_Work required:_ Rewrite the rows below, putting "box coordinates" wherever "bounding boxes" appears and keeping everything else the same. Omit the pictures from your answer.

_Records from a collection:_

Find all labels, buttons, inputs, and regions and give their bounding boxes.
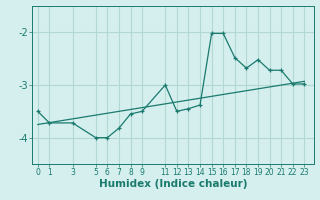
X-axis label: Humidex (Indice chaleur): Humidex (Indice chaleur) [99, 179, 247, 189]
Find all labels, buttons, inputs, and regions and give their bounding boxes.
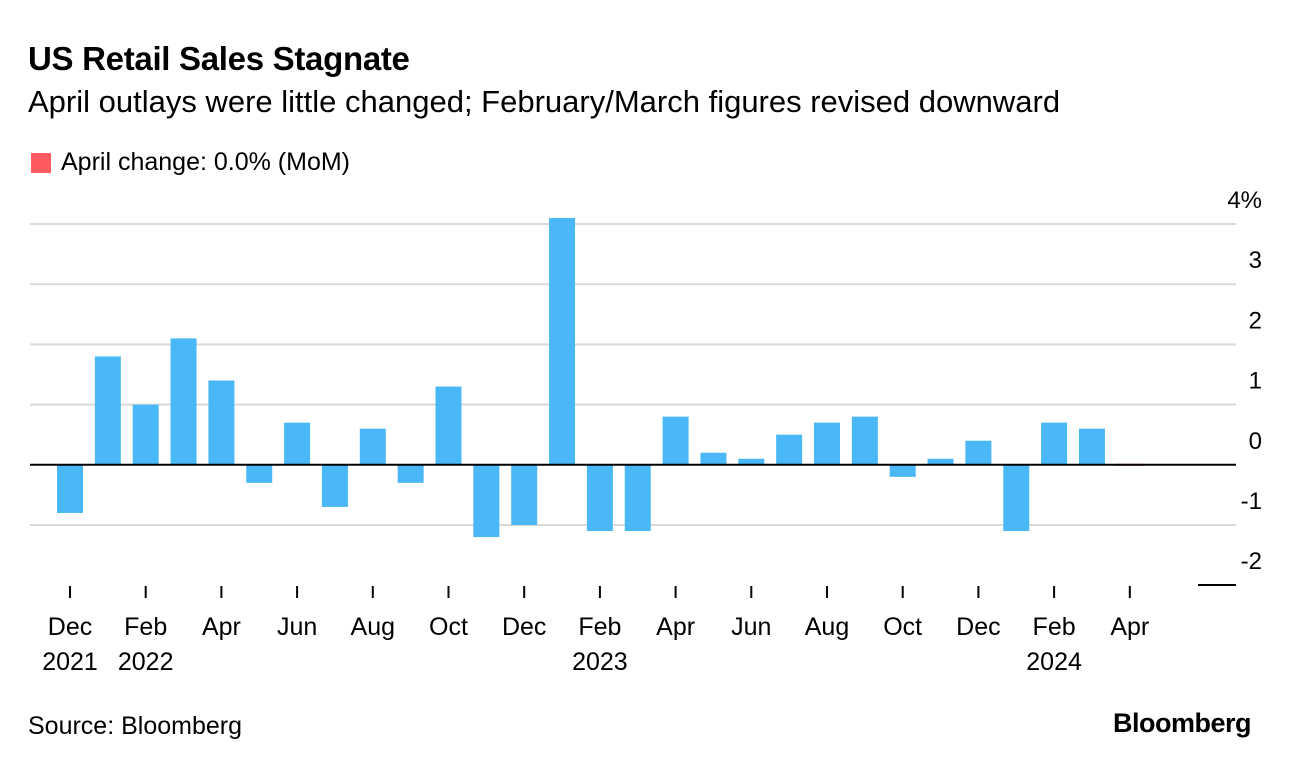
source-note: Source: Bloomberg <box>28 712 243 740</box>
x-tick-year-label: 2022 <box>118 648 174 676</box>
chart-title: US Retail Sales Stagnate <box>28 40 410 77</box>
bar <box>851 416 878 465</box>
x-tick-label: Aug <box>805 613 849 641</box>
bar-chart: 4% 3 2 1 0 -1 -2 Dec 2021 Feb 2022 Apr Jun Aug Oct Dec F… <box>30 187 1262 676</box>
y-tick-label: -1 <box>1241 488 1262 515</box>
bar <box>700 452 727 465</box>
y-tick-label: 3 <box>1249 247 1262 274</box>
bar <box>321 464 348 507</box>
bar <box>662 416 689 465</box>
legend-label: April change: 0.0% (MoM) <box>61 148 351 176</box>
bloomberg-logo: Bloomberg <box>1112 708 1252 738</box>
bar <box>284 422 311 465</box>
axes <box>30 463 1236 598</box>
legend-swatch <box>31 152 51 173</box>
bar <box>624 464 651 532</box>
bar <box>57 464 83 513</box>
bar <box>359 428 386 465</box>
bar <box>94 356 121 465</box>
x-tick-label: Oct <box>883 613 922 641</box>
bar <box>1041 422 1068 465</box>
x-tick-label: Apr <box>656 613 695 641</box>
x-tick-label: Dec <box>48 613 92 641</box>
bar <box>738 458 765 465</box>
bar <box>776 434 803 465</box>
bar <box>889 464 916 477</box>
bar <box>1003 464 1030 532</box>
chart-subtitle: April outlays were little changed; Febru… <box>28 84 1061 119</box>
x-tick-label: Apr <box>202 613 241 641</box>
x-tick-label: Feb <box>1033 613 1076 641</box>
bar <box>965 440 992 465</box>
bars <box>57 217 1143 538</box>
bar <box>246 464 273 483</box>
bar <box>927 458 954 465</box>
x-tick-label: Apr <box>1110 613 1149 641</box>
x-tick-year-label: 2021 <box>42 648 98 676</box>
x-tick-label: Feb <box>124 613 167 641</box>
bar <box>435 386 462 465</box>
x-tick-year-label: 2023 <box>572 648 628 676</box>
y-tick-label: 1 <box>1249 368 1262 395</box>
bar <box>208 380 235 465</box>
bar <box>549 217 576 465</box>
bar <box>473 464 500 538</box>
y-tick-label: 4% <box>1227 187 1262 214</box>
bar <box>511 464 538 525</box>
y-tick-label: 2 <box>1249 307 1262 334</box>
bar <box>586 464 613 532</box>
x-tick-label: Dec <box>502 613 546 641</box>
x-tick-label: Jun <box>277 613 317 641</box>
bar <box>170 338 197 465</box>
y-tick-label: -2 <box>1241 548 1262 575</box>
x-tick-label: Feb <box>578 613 621 641</box>
bar <box>397 464 424 483</box>
bar <box>814 422 840 465</box>
x-tick-year-label: 2024 <box>1026 648 1082 676</box>
x-tick-label: Dec <box>956 613 1000 641</box>
x-tick-label: Jun <box>731 613 771 641</box>
axis-labels: 4% 3 2 1 0 -1 -2 Dec 2021 Feb 2022 Apr Jun Aug Oct Dec F… <box>42 187 1262 676</box>
bar <box>132 404 159 465</box>
x-tick-label: Oct <box>429 613 468 641</box>
bar <box>1078 428 1105 465</box>
y-tick-label: 0 <box>1249 428 1262 455</box>
legend: April change: 0.0% (MoM) <box>31 148 350 177</box>
x-tick-label: Aug <box>351 613 395 641</box>
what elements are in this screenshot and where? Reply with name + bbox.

_Completed exercise:_
Find all labels, buttons, inputs, and regions and give their box coordinates.
X-axis label: Humidex (Indice chaleur): Humidex (Indice chaleur) [99, 179, 247, 189]
Find all labels, buttons, inputs, and regions and give their box coordinates.
source-note: Source: Bloomberg <box>28 712 243 740</box>
x-tick-year-label: 2022 <box>118 648 174 676</box>
chart-title: US Retail Sales Stagnate <box>28 40 410 77</box>
bar <box>851 416 878 465</box>
x-tick-label: Aug <box>805 613 849 641</box>
bar-chart: 4% 3 2 1 0 -1 -2 Dec 2021 Feb 2022 Apr Jun Aug Oct Dec F… <box>30 187 1262 676</box>
y-tick-label: -1 <box>1241 488 1262 515</box>
bar <box>700 452 727 465</box>
y-tick-label: 3 <box>1249 247 1262 274</box>
bar <box>321 464 348 507</box>
bar <box>662 416 689 465</box>
legend-label: April change: 0.0% (MoM) <box>61 148 351 176</box>
bloomberg-logo: Bloomberg <box>1112 708 1252 738</box>
bar <box>284 422 311 465</box>
axes <box>30 463 1236 598</box>
legend-swatch <box>31 152 51 173</box>
bar <box>624 464 651 532</box>
bar <box>57 464 83 513</box>
bar <box>359 428 386 465</box>
bar <box>94 356 121 465</box>
x-tick-label: Oct <box>883 613 922 641</box>
bar <box>1041 422 1068 465</box>
x-tick-label: Apr <box>656 613 695 641</box>
x-tick-label: Dec <box>48 613 92 641</box>
bar <box>738 458 765 465</box>
bar <box>776 434 803 465</box>
bar <box>889 464 916 477</box>
bar <box>1003 464 1030 532</box>
chart-subtitle: April outlays were little changed; Febru… <box>28 84 1061 119</box>
x-tick-label: Apr <box>202 613 241 641</box>
x-tick-label: Feb <box>1033 613 1076 641</box>
bar <box>965 440 992 465</box>
bars <box>57 217 1143 538</box>
bar <box>246 464 273 483</box>
bar <box>927 458 954 465</box>
x-tick-label: Apr <box>1110 613 1149 641</box>
x-tick-year-label: 2021 <box>42 648 98 676</box>
x-tick-label: Feb <box>124 613 167 641</box>
bar <box>435 386 462 465</box>
x-tick-year-label: 2023 <box>572 648 628 676</box>
y-tick-label: 1 <box>1249 368 1262 395</box>
bar <box>208 380 235 465</box>
bar <box>549 217 576 465</box>
bar <box>473 464 500 538</box>
y-tick-label: 4% <box>1227 187 1262 214</box>
bar <box>511 464 538 525</box>
y-tick-label: 2 <box>1249 307 1262 334</box>
bar <box>586 464 613 532</box>
x-tick-label: Dec <box>502 613 546 641</box>
x-tick-label: Jun <box>277 613 317 641</box>
bar <box>170 338 197 465</box>
y-tick-label: -2 <box>1241 548 1262 575</box>
x-tick-label: Feb <box>578 613 621 641</box>
bar <box>397 464 424 483</box>
bar <box>814 422 840 465</box>
x-tick-year-label: 2024 <box>1026 648 1082 676</box>
x-tick-label: Dec <box>956 613 1000 641</box>
x-tick-label: Jun <box>731 613 771 641</box>
axis-labels: 4% 3 2 1 0 -1 -2 Dec 2021 Feb 2022 Apr Jun Aug Oct Dec F… <box>42 187 1262 676</box>
bar <box>132 404 159 465</box>
x-tick-label: Oct <box>429 613 468 641</box>
bar <box>1078 428 1105 465</box>
y-tick-label: 0 <box>1249 428 1262 455</box>
legend: April change: 0.0% (MoM) <box>31 148 350 177</box>
x-tick-label: Aug <box>351 613 395 641</box>
what elements are in this screenshot and where? Reply with name + bbox.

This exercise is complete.